Record set –
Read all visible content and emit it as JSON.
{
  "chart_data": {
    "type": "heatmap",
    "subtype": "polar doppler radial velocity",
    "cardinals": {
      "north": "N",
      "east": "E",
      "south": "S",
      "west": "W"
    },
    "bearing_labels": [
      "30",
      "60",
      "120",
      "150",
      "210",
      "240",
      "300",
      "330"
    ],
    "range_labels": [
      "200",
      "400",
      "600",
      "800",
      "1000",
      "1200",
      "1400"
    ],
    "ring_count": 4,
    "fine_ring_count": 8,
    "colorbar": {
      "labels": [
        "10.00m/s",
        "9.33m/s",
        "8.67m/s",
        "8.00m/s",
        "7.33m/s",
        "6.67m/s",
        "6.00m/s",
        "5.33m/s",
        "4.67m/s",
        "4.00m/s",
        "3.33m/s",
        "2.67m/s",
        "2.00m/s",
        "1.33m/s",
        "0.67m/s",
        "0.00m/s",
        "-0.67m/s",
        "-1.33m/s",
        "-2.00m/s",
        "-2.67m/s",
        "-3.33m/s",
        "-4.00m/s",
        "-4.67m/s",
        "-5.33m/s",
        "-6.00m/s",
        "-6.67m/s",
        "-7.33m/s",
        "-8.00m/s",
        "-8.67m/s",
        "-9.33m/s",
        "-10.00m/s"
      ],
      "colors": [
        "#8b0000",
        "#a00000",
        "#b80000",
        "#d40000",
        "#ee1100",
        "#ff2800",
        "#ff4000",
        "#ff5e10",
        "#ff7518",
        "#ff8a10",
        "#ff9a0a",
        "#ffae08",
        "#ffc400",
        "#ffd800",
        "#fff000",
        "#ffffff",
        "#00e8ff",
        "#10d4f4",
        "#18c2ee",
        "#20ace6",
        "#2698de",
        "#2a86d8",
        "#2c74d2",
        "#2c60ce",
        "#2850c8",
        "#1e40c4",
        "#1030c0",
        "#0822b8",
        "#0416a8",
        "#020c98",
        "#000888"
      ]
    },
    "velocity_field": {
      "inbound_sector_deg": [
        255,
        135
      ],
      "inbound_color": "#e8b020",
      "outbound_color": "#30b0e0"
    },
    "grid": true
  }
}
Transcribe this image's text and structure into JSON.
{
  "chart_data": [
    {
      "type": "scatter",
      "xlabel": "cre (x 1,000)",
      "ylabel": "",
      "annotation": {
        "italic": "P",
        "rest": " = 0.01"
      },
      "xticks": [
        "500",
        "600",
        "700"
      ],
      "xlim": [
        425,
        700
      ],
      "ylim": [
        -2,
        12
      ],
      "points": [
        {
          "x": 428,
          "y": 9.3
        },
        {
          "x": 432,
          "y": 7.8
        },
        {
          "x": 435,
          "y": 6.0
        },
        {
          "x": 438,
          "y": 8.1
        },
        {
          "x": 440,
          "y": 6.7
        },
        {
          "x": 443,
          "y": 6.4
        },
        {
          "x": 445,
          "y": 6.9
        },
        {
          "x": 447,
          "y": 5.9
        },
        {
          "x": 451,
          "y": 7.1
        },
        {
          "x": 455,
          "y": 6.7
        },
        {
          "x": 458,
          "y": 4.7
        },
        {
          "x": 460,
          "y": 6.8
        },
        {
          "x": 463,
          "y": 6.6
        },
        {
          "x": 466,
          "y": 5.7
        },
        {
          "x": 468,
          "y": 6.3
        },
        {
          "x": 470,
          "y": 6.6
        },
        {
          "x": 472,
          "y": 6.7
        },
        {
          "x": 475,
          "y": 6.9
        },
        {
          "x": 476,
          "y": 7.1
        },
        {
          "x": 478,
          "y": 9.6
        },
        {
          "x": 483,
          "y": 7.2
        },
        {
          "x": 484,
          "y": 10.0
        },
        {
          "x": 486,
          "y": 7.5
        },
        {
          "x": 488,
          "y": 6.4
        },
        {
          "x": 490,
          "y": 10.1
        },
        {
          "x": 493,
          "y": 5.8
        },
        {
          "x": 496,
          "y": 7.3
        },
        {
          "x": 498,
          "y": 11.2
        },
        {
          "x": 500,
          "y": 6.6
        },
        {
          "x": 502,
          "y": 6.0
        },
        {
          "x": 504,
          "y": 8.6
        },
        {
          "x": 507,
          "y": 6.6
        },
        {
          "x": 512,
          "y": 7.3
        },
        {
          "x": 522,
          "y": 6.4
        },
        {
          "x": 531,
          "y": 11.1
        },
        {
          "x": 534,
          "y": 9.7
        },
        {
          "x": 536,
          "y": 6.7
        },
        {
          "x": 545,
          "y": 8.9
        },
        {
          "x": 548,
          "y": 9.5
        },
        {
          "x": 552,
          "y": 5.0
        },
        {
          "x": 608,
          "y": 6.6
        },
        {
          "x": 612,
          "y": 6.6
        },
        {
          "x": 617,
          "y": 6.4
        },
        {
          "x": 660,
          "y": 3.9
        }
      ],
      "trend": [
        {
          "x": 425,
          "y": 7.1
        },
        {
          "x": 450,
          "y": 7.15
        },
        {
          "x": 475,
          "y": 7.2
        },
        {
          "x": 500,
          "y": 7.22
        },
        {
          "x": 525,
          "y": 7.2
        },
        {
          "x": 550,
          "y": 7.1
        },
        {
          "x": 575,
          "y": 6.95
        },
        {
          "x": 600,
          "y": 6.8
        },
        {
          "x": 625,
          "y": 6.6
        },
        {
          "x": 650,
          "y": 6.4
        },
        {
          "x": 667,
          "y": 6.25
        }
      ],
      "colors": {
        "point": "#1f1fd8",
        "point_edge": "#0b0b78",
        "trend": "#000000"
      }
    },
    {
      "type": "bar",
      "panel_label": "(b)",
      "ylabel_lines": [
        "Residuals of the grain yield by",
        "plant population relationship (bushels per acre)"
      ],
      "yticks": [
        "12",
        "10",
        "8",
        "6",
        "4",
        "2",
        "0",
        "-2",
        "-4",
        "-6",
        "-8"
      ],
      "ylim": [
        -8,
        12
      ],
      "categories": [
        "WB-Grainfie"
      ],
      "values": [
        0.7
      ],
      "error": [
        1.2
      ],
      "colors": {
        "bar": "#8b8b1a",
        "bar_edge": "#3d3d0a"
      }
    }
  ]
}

Short exercise – Show each line in the entries that holds the string "JSON".

Right answer –
Read all visible content and emit it as JSON.
Transcribe this image's text and structure into JSON.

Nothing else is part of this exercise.